* **Required work**
Copy out the stretch of the material from the line that contains "pv-patch bbox=[93, 299, 333, 359]" through the line that contains "contour-main bbox=[553, 187, 827, 264]", word for word.

* **Task data**
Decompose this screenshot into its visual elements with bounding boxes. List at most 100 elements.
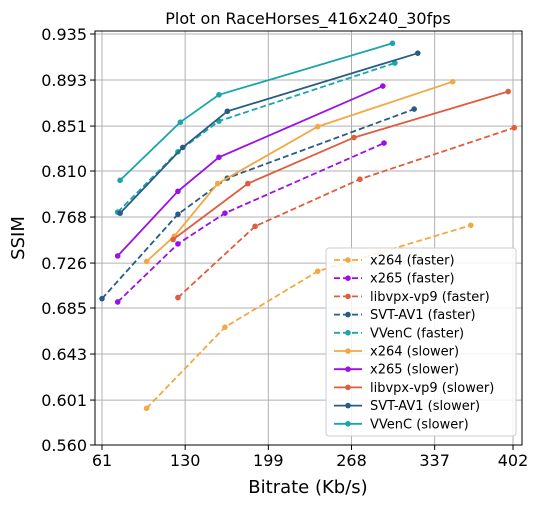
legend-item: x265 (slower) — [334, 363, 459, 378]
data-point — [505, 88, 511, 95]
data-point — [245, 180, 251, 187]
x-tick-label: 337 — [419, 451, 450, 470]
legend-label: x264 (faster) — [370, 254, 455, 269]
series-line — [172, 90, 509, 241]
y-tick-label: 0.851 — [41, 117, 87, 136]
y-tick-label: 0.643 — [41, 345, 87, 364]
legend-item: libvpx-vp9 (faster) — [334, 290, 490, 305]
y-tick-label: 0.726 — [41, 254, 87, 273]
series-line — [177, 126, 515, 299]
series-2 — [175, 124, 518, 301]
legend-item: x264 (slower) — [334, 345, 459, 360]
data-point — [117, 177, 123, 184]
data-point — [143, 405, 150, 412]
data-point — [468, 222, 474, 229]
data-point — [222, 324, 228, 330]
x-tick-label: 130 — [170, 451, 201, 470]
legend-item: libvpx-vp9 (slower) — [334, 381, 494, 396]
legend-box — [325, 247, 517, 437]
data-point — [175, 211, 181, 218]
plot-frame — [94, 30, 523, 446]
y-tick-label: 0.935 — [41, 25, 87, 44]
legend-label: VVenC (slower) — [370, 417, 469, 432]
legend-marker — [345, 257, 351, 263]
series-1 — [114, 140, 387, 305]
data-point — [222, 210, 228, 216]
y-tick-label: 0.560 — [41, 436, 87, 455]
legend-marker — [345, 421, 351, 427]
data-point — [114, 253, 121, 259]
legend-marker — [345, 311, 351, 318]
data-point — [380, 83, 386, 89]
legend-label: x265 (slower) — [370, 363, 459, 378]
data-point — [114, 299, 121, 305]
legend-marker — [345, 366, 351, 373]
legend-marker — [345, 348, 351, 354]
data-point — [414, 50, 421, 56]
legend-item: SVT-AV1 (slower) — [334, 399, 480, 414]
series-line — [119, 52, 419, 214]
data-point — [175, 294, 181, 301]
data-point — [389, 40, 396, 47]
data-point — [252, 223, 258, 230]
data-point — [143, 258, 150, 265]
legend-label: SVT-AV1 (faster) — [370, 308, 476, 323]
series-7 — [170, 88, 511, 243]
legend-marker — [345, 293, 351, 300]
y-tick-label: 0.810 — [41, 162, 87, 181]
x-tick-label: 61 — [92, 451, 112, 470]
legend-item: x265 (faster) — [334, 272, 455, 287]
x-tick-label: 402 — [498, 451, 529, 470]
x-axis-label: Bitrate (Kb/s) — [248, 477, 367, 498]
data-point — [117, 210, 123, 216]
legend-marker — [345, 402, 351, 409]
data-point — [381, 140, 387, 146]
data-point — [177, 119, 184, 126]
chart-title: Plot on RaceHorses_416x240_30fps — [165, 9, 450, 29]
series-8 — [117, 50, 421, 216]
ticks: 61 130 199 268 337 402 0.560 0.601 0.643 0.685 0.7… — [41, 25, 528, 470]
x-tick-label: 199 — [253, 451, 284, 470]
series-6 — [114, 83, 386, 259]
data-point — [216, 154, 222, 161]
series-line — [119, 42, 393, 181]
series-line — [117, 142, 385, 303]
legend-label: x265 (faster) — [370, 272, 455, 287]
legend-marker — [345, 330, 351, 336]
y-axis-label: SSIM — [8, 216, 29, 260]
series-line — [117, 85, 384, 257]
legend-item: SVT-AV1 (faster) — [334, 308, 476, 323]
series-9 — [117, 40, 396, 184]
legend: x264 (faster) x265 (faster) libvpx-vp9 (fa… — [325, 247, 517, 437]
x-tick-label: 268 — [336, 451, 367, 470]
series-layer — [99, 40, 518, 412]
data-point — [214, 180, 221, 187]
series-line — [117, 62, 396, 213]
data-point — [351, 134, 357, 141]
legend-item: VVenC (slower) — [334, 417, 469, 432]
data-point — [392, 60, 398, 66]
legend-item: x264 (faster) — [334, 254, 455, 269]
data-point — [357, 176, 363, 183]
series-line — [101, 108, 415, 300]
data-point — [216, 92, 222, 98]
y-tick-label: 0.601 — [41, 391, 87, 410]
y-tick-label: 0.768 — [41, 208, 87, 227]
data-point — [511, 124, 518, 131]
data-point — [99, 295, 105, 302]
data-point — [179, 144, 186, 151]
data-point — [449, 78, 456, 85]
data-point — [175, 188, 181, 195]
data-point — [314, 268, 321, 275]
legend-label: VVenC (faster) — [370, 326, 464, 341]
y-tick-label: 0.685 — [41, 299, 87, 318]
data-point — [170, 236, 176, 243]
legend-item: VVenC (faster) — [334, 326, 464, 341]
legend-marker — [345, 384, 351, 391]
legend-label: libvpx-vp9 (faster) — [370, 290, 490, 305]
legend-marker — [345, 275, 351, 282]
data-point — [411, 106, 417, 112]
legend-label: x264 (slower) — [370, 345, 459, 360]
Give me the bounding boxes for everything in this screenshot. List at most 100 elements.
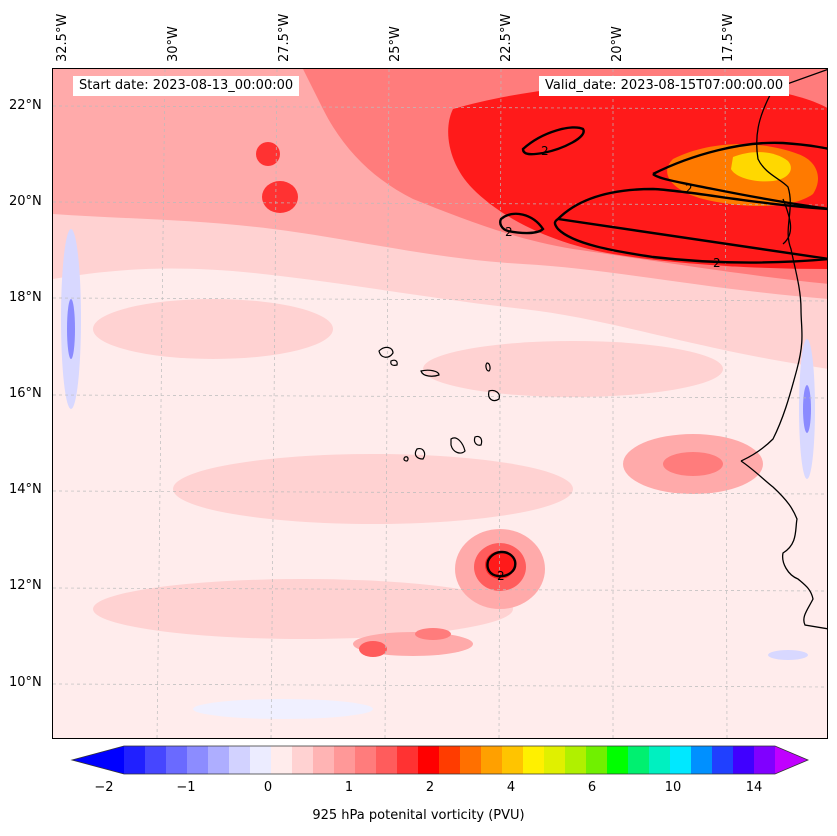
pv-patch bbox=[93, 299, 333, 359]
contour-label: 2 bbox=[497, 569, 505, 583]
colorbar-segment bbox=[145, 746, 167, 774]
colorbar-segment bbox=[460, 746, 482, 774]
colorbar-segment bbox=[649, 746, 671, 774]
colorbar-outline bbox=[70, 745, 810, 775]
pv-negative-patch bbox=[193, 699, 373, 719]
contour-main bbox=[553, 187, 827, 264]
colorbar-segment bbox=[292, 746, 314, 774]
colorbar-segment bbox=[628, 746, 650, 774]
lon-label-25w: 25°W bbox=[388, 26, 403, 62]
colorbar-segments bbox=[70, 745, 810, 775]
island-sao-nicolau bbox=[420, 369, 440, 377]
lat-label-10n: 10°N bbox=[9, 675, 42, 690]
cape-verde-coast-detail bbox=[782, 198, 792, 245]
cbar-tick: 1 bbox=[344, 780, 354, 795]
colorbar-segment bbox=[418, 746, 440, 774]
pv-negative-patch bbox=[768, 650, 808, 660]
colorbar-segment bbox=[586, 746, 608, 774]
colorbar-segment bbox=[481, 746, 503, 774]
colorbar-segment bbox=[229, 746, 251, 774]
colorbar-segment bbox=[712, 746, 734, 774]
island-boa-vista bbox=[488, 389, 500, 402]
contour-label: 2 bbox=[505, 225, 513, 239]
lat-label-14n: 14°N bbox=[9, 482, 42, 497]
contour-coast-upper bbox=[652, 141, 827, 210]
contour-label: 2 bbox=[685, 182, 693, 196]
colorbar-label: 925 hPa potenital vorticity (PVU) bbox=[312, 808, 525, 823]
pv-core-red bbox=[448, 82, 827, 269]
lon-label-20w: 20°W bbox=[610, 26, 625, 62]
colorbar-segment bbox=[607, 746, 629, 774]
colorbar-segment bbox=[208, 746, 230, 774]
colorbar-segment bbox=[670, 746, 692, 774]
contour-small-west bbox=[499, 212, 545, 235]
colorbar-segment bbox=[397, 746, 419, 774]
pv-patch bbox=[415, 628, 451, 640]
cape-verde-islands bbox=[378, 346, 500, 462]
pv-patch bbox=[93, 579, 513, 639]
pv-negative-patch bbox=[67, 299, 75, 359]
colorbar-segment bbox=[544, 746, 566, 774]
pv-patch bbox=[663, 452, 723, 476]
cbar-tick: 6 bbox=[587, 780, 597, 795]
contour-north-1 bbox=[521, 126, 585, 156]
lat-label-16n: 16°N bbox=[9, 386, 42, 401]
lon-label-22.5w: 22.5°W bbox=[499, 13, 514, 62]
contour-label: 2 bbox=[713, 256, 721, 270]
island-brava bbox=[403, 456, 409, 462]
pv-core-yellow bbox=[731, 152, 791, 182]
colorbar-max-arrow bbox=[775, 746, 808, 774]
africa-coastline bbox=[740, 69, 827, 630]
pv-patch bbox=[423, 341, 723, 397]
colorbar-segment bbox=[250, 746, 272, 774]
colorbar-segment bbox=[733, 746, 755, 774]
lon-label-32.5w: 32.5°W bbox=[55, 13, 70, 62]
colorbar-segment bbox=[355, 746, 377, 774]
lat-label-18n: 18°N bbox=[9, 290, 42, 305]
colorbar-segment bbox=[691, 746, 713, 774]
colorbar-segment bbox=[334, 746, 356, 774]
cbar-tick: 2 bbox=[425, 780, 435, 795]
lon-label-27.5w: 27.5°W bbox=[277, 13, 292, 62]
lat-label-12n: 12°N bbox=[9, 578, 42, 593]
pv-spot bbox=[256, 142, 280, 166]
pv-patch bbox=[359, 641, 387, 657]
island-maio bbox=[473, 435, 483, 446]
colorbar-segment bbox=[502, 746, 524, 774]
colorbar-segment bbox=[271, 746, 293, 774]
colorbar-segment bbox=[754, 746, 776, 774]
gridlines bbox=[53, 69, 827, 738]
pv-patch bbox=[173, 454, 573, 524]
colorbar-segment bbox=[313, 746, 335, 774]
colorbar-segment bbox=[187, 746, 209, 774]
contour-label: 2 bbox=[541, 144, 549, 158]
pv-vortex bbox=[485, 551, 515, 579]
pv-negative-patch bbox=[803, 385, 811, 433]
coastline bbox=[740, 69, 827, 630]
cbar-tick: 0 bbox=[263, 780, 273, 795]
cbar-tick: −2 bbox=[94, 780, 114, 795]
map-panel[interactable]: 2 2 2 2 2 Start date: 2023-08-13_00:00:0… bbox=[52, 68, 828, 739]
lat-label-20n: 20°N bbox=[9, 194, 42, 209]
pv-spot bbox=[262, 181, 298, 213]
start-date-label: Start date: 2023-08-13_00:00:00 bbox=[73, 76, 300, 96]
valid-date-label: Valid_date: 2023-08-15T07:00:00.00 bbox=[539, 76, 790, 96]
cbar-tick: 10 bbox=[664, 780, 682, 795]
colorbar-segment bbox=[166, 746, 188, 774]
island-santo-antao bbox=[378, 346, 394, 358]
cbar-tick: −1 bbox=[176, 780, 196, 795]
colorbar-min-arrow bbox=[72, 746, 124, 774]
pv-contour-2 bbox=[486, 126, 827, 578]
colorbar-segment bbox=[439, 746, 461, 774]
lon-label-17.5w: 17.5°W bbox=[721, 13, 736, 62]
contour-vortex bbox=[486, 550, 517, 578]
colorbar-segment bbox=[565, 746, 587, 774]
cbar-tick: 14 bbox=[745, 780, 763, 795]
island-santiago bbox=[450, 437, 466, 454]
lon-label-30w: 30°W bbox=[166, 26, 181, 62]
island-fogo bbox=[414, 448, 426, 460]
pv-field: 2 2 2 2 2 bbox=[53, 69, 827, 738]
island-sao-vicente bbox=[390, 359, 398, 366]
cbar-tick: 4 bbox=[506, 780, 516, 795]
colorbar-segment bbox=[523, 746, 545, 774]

* **Worked solution**
pv-patch bbox=[93, 299, 333, 359]
contour-label: 2 bbox=[497, 569, 505, 583]
colorbar-segment bbox=[145, 746, 167, 774]
colorbar-segment bbox=[460, 746, 482, 774]
colorbar-segment bbox=[649, 746, 671, 774]
colorbar-outline bbox=[70, 745, 810, 775]
pv-negative-patch bbox=[193, 699, 373, 719]
contour-main bbox=[553, 187, 827, 264]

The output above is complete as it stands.